* _PROVIDED PASSAGE_:
● ● ● ● ● ● ●

Thank you very much.
I'm very happy to be here this morning. I'm always interested and happy to talk to people about things that we're interested in as well.
I have brought along some slides, but unfortunately there wasn't time to have them translated into French, so you're not going to get the benefit of pictures that would probably make some of the things I'm going to say a little clearer. I'm going to have to take a slightly different approach to what I say because of that, but that's fine.
I looked at the questions of interest to the committee, and I thought the best way I could respond is to talk about where our government is going. We've recently announced an open government initiative, of which the open data is one component. I'll talk about that and ultimately tell you how we're dealing with that and where we're going. I will also go through some work that we've done in the past with data sharing, which will tell you why we're taking the approach we're taking. With all the things that I'm hearing, which Mary and others are saying, we've had the same experiences.
I will do that. I'll talk about our experience. I'm going to talk about the Newfoundland and Labrador community accounts data sharing initiative, from which we've learned an awful lot. It is the foundation for the way that we think about open data. I'm going to talk a bit about meeting user needs, and of course I'm going to end up with a little about where we're actually going.
We've had a long tradition of data sharing, and also supporting the users of our data. The Newfoundland and Labrador Statistics Agency has always been very interested in providing data to people in our 400 communities, scattered around 6,000 miles of coastline. We've given open access to a very wide range of information. We bought the data from Statistics Canada. We've developed it from internal sources, and we just put it out there. Statistics Canada has said that it's a peculiar thing to do; we're buying data and giving it away. However, we've always thought it was very important to do that.
To us, the open data initiative that we see across North America is essentially a focus on things we have always done. We're happy to see that focus. We're very engaged in the idea of open data, and very committed to it. However, it's not something that's absolutely new to us, by any stretch of the imagination.
Regarding the system of community accounts, on my slide I call it the “flagship” of Newfoundland data sharing, and it certainly is. We released it to the public in 2000. It has data for 400 communities, 200 neighbourhoods in our larger communities. It's actually a fully developed data set, in the sense that everything is documented; you can get back to the source. We have applications there, mapping, and so on.

● ● ● ● ● ● ●

* _YOUR GOAL_: Could you pick up the testimony on Newfoundland and Labrador's open data and continue it from after its final sentence? The records after this point are separate material, not part of the testimony on Newfoundland and Labrador's open data.

Dataset records:
● ● ● ● ● ● ●

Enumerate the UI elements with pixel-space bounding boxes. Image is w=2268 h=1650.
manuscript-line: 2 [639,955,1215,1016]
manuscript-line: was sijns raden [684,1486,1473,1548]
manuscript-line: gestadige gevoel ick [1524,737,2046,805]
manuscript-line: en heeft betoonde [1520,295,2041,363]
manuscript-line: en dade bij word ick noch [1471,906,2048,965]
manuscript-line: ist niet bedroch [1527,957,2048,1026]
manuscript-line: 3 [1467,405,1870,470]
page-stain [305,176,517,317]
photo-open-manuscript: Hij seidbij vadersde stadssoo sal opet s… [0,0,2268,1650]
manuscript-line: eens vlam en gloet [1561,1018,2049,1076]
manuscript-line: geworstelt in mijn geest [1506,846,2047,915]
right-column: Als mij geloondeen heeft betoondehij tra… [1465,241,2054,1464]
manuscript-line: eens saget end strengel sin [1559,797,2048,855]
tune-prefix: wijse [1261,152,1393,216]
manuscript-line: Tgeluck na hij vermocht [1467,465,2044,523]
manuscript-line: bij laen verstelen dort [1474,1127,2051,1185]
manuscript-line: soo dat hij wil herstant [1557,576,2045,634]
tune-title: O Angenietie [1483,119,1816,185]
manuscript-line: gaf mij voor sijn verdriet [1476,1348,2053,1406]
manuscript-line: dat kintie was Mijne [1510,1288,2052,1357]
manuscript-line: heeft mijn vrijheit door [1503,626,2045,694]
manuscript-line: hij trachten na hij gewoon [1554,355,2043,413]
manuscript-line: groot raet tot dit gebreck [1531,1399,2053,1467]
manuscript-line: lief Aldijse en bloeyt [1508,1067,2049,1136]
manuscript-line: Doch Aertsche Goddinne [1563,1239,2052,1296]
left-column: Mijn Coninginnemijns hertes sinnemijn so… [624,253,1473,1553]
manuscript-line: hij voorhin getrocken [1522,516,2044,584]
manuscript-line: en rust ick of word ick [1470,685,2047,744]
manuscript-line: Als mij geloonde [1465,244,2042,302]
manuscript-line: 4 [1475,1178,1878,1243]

● ● ● ● ● ● ●

* _EXPECTED ANSWER_:
The other thing we've done.... Dr. Doug May of Memorial University and I have partnered in this, and we've been at it for many, many years. The way we've packaged our data in the system of community accounts is that we use a well-being framework. My slides will be available, I think, and you'll be able to see it. I have a schematic there that shows an overview of that well-being framework. The reason we did that is that we wanted to make the data meaningful to people. The idea of the well-being framework is that we present data that gives statistics and measurements of factors that contribute to well-being in people's lives.
When you look at this at a community level, it's very powerful. People very quickly become experts because they know their communities. If you give them a number, all of a sudden it starts putting a quantitative dimension to basically knowing themselves. We have found that to be very effective.
In working with people at the OECD and the Australian Bureau of Statistics, and places like that, we found that we're probably 10 years ahead of things because that's where things seem to be going right now. That was very gratifying. In the beginning I was afraid we were going up the wrong alley, but we weren't.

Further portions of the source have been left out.